» **What you have to do**
Print all the data, keeping every line exactly as it is.

Saved entries
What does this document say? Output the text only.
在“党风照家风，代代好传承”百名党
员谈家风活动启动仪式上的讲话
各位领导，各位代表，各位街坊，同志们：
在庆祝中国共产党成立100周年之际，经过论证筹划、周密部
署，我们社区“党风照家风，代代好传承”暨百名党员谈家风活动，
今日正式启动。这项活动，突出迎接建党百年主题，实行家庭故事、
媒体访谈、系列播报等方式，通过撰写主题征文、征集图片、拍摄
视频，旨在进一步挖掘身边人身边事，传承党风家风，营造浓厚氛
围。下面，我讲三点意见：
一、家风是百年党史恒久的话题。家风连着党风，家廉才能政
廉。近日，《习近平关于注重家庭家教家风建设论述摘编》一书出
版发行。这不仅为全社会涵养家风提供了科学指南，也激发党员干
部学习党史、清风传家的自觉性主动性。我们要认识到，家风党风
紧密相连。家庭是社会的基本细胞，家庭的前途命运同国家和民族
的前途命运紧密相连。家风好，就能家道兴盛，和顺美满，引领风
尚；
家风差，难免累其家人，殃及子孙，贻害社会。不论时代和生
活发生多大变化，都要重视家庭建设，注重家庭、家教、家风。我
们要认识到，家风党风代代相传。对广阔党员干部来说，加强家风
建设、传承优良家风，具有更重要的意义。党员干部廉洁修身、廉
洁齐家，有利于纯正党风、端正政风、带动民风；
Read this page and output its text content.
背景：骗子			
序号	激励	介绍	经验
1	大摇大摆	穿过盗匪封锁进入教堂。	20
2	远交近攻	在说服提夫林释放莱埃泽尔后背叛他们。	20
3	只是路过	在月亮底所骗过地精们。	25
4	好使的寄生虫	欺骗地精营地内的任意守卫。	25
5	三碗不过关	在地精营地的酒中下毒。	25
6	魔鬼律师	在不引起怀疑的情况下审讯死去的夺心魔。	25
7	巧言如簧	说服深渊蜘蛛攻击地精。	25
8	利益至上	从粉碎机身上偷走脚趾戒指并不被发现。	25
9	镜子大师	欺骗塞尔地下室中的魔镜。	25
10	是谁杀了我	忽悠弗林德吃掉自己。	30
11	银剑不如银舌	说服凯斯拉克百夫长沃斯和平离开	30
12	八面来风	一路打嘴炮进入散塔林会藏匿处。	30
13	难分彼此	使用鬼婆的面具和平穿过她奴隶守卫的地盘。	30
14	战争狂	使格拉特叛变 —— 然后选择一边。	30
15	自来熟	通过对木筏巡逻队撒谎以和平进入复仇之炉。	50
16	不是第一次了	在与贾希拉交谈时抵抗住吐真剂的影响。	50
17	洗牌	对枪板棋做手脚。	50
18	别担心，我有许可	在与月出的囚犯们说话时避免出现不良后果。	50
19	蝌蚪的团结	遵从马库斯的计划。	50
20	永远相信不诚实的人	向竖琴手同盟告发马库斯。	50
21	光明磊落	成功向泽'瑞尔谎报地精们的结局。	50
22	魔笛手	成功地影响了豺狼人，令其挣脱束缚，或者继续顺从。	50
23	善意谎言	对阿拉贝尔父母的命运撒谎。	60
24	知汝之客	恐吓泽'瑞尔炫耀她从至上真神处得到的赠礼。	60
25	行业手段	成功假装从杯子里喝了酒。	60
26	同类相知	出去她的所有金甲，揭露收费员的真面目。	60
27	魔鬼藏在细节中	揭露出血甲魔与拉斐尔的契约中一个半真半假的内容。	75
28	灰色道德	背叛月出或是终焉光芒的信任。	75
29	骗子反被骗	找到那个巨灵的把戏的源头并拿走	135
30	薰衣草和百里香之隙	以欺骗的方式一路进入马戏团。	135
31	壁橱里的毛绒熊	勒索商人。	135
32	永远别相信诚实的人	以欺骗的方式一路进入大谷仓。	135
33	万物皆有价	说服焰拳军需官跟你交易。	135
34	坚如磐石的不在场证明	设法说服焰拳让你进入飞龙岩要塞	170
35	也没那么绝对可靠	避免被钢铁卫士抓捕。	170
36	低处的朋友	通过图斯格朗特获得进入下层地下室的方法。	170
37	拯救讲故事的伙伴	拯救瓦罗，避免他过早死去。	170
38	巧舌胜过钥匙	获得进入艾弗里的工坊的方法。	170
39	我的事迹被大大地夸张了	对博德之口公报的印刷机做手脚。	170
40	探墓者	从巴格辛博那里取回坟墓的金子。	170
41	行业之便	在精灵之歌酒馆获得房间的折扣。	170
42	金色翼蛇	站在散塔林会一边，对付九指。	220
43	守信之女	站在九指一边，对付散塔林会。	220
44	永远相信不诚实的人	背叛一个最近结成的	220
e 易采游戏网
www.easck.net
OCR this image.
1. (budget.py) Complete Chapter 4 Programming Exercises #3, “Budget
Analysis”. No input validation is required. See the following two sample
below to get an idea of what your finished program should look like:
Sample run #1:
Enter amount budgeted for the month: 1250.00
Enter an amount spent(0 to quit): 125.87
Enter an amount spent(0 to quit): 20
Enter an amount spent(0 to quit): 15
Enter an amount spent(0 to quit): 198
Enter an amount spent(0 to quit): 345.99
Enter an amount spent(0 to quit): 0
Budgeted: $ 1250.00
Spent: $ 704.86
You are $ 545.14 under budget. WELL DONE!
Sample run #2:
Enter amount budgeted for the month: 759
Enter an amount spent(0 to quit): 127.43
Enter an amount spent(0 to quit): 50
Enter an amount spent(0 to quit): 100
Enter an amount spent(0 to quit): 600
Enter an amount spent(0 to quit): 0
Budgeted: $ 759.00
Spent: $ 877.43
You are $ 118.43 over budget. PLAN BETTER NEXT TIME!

» **Task output**
What does this document say? Output the text only.
在“党风照家风，代代好传承”百名党
员谈家风活动启动仪式上的讲话
各位领导，各位代表，各位街坊，同志们：
在庆祝中国共产党成立100周年之际，经过论证筹划、周密部
署，我们社区“党风照家风，代代好传承”暨百名党员谈家风活动，
今日正式启动。这项活动，突出迎接建党百年主题，实行家庭故事、
媒体访谈、系列播报等方式，通过撰写主题征文、征集图片、拍摄
视频，旨在进一步挖掘身边人身边事，传承党风家风，营造浓厚氛
围。下面，我讲三点意见：
一、家风是百年党史恒久的话题。家风连着党风，家廉才能政
廉。近日，《习近平关于注重家庭家教家风建设论述摘编》一书出
版发行。这不仅为全社会涵养家风提供了科学指南，也激发党员干
部学习党史、清风传家的自觉性主动性。我们要认识到，家风党风
紧密相连。家庭是社会的基本细胞，家庭的前途命运同国家和民族
的前途命运紧密相连。家风好，就能家道兴盛，和顺美满，引领风
尚；
家风差，难免累其家人，殃及子孙，贻害社会。不论时代和生
活发生多大变化，都要重视家庭建设，注重家庭、家教、家风。我
们要认识到，家风党风代代相传。对广阔党员干部来说，加强家风
建设、传承优良家风，具有更重要的意义。党员干部廉洁修身、廉
洁齐家，有利于纯正党风、端正政风、带动民风；
Read this page and output its text content.
背景：骗子			
序号	激励	介绍	经验
1	大摇大摆	穿过盗匪封锁进入教堂。	20
2	远交近攻	在说服提夫林释放莱埃泽尔后背叛他们。	20
3	只是路过	在月亮底所骗过地精们。	25
4	好使的寄生虫	欺骗地精营地内的任意守卫。	25
5	三碗不过关	在地精营地的酒中下毒。	25
6	魔鬼律师	在不引起怀疑的情况下审讯死去的夺心魔。	25
7	巧言如簧	说服深渊蜘蛛攻击地精。	25
8	利益至上	从粉碎机身上偷走脚趾戒指并不被发现。	25
9	镜子大师	欺骗塞尔地下室中的魔镜。	25
10	是谁杀了我	忽悠弗林德吃掉自己。	30
11	银剑不如银舌	说服凯斯拉克百夫长沃斯和平离开	30
12	八面来风	一路打嘴炮进入散塔林会藏匿处。	30
13	难分彼此	使用鬼婆的面具和平穿过她奴隶守卫的地盘。	30
14	战争狂	使格拉特叛变 —— 然后选择一边。	30
15	自来熟	通过对木筏巡逻队撒谎以和平进入复仇之炉。	50
16	不是第一次了	在与贾希拉交谈时抵抗住吐真剂的影响。	50
17	洗牌	对枪板棋做手脚。	50
18	别担心，我有许可	在与月出的囚犯们说话时避免出现不良后果。	50
19	蝌蚪的团结	遵从马库斯的计划。	50
20	永远相信不诚实的人	向竖琴手同盟告发马库斯。	50
21	光明磊落	成功向泽'瑞尔谎报地精们的结局。	50
22	魔笛手	成功地影响了豺狼人，令其挣脱束缚，或者继续顺从。	50
23	善意谎言	对阿拉贝尔父母的命运撒谎。	60
24	知汝之客	恐吓泽'瑞尔炫耀她从至上真神处得到的赠礼。	60
25	行业手段	成功假装从杯子里喝了酒。	60
26	同类相知	出去她的所有金甲，揭露收费员的真面目。	60
27	魔鬼藏在细节中	揭露出血甲魔与拉斐尔的契约中一个半真半假的内容。	75
28	灰色道德	背叛月出或是终焉光芒的信任。	75
29	骗子反被骗	找到那个巨灵的把戏的源头并拿走	135
30	薰衣草和百里香之隙	以欺骗的方式一路进入马戏团。	135
31	壁橱里的毛绒熊	勒索商人。	135
32	永远别相信诚实的人	以欺骗的方式一路进入大谷仓。	135
33	万物皆有价	说服焰拳军需官跟你交易。	135
34	坚如磐石的不在场证明	设法说服焰拳让你进入飞龙岩要塞	170
35	也没那么绝对可靠	避免被钢铁卫士抓捕。	170
36	低处的朋友	通过图斯格朗特获得进入下层地下室的方法。	170
37	拯救讲故事的伙伴	拯救瓦罗，避免他过早死去。	170
38	巧舌胜过钥匙	获得进入艾弗里的工坊的方法。	170
39	我的事迹被大大地夸张了	对博德之口公报的印刷机做手脚。	170
40	探墓者	从巴格辛博那里取回坟墓的金子。	170
41	行业之便	在精灵之歌酒馆获得房间的折扣。	170
42	金色翼蛇	站在散塔林会一边，对付九指。	220
43	守信之女	站在九指一边，对付散塔林会。	220
44	永远相信不诚实的人	背叛一个最近结成的	220
e 易采游戏网
www.easck.net
OCR this image.
1. (budget.py) Complete Chapter 4 Programming Exercises #3, “Budget
Analysis”. No input validation is required. See the following two sample
below to get an idea of what your finished program should look like:
Sample run #1:
Enter amount budgeted for the month: 1250.00
Enter an amount spent(0 to quit): 125.87
Enter an amount spent(0 to quit): 20
Enter an amount spent(0 to quit): 15
Enter an amount spent(0 to quit): 198
Enter an amount spent(0 to quit): 345.99
Enter an amount spent(0 to quit): 0
Budgeted: $ 1250.00
Spent: $ 704.86
You are $ 545.14 under budget. WELL DONE!
Sample run #2:
Enter amount budgeted for the month: 759
Enter an amount spent(0 to quit): 127.43
Enter an amount spent(0 to quit): 50
Enter an amount spent(0 to quit): 100
Enter an amount spent(0 to quit): 600
Enter an amount spent(0 to quit): 0
Budgeted: $ 759.00
Spent: $ 877.43
You are $ 118.43 over budget. PLAN BETTER NEXT TIME!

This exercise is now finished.